§ YOUR TASK
Extract the complete data exactly as given.

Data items
□ □ □ □ □

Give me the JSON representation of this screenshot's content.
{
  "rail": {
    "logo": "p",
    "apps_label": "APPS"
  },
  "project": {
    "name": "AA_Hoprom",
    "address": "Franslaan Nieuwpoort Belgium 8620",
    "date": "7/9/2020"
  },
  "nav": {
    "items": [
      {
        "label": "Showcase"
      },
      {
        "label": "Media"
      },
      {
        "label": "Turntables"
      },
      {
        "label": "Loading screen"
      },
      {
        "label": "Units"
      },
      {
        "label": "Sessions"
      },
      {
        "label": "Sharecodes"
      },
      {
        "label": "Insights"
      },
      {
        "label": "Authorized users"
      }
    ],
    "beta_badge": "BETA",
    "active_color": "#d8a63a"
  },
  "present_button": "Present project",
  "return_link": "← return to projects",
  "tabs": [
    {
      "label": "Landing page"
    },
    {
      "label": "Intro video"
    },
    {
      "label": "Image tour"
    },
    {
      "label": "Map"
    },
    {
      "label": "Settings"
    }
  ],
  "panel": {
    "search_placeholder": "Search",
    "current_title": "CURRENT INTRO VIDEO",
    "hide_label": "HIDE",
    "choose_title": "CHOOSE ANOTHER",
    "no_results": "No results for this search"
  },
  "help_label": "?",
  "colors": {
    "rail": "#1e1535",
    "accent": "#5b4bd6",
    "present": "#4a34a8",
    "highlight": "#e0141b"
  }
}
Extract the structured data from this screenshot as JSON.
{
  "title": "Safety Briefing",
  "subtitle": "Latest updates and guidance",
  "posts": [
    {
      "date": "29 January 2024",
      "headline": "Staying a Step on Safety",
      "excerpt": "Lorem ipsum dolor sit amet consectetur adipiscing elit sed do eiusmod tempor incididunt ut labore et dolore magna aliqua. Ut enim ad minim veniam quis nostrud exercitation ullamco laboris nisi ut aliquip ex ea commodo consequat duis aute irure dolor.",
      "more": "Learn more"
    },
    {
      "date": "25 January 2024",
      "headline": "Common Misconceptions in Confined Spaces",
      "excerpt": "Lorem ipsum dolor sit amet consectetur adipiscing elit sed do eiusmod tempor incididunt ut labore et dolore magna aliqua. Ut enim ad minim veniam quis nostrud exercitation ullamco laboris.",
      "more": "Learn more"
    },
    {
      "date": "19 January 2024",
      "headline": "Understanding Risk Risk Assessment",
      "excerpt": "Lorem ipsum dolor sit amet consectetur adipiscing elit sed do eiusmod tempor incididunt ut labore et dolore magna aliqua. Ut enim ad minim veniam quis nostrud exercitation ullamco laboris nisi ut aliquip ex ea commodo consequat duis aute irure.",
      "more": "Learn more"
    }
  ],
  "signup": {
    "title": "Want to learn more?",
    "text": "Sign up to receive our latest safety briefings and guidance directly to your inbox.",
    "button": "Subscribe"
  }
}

□ □ □ □ □

§ REPLY TO THE EXERCISE
Give me the JSON representation of this screenshot's content.
{
  "rail": {
    "logo": "p",
    "apps_label": "APPS"
  },
  "project": {
    "name": "AA_Hoprom",
    "address": "Franslaan Nieuwpoort Belgium 8620",
    "date": "7/9/2020"
  },
  "nav": {
    "items": [
      {
        "label": "Showcase"
      },
      {
        "label": "Media"
      },
      {
        "label": "Turntables"
      },
      {
        "label": "Loading screen"
      },
      {
        "label": "Units"
      },
      {
        "label": "Sessions"
      },
      {
        "label": "Sharecodes"
      },
      {
        "label": "Insights"
      },
      {
        "label": "Authorized users"
      }
    ],
    "beta_badge": "BETA",
    "active_color": "#d8a63a"
  },
  "present_button": "Present project",
  "return_link": "← return to projects",
  "tabs": [
    {
      "label": "Landing page"
    },
    {
      "label": "Intro video"
    },
    {
      "label": "Image tour"
    },
    {
      "label": "Map"
    },
    {
      "label": "Settings"
    }
  ],
  "panel": {
    "search_placeholder": "Search",
    "current_title": "CURRENT INTRO VIDEO",
    "hide_label": "HIDE",
    "choose_title": "CHOOSE ANOTHER",
    "no_results": "No results for this search"
  },
  "help_label": "?",
  "colors": {
    "rail": "#1e1535",
    "accent": "#5b4bd6",
    "present": "#4a34a8",
    "highlight": "#e0141b"
  }
}
Extract the structured data from this screenshot as JSON.
{
  "title": "Safety Briefing",
  "subtitle": "Latest updates and guidance",
  "posts": [
    {
      "date": "29 January 2024",
      "headline": "Staying a Step on Safety",
      "excerpt": "Lorem ipsum dolor sit amet consectetur adipiscing elit sed do eiusmod tempor incididunt ut labore et dolore magna aliqua. Ut enim ad minim veniam quis nostrud exercitation ullamco laboris nisi ut aliquip ex ea commodo consequat duis aute irure dolor.",
      "more": "Learn more"
    },
    {
      "date": "25 January 2024",
      "headline": "Common Misconceptions in Confined Spaces",
      "excerpt": "Lorem ipsum dolor sit amet consectetur adipiscing elit sed do eiusmod tempor incididunt ut labore et dolore magna aliqua. Ut enim ad minim veniam quis nostrud exercitation ullamco laboris.",
      "more": "Learn more"
    },
    {
      "date": "19 January 2024",
      "headline": "Understanding Risk Risk Assessment",
      "excerpt": "Lorem ipsum dolor sit amet consectetur adipiscing elit sed do eiusmod tempor incididunt ut labore et dolore magna aliqua. Ut enim ad minim veniam quis nostrud exercitation ullamco laboris nisi ut aliquip ex ea commodo consequat duis aute irure.",
      "more": "Learn more"
    }
  ],
  "signup": {
    "title": "Want to learn more?",
    "text": "Sign up to receive our latest safety briefings and guidance directly to your inbox.",
    "button": "Subscribe"
  }
}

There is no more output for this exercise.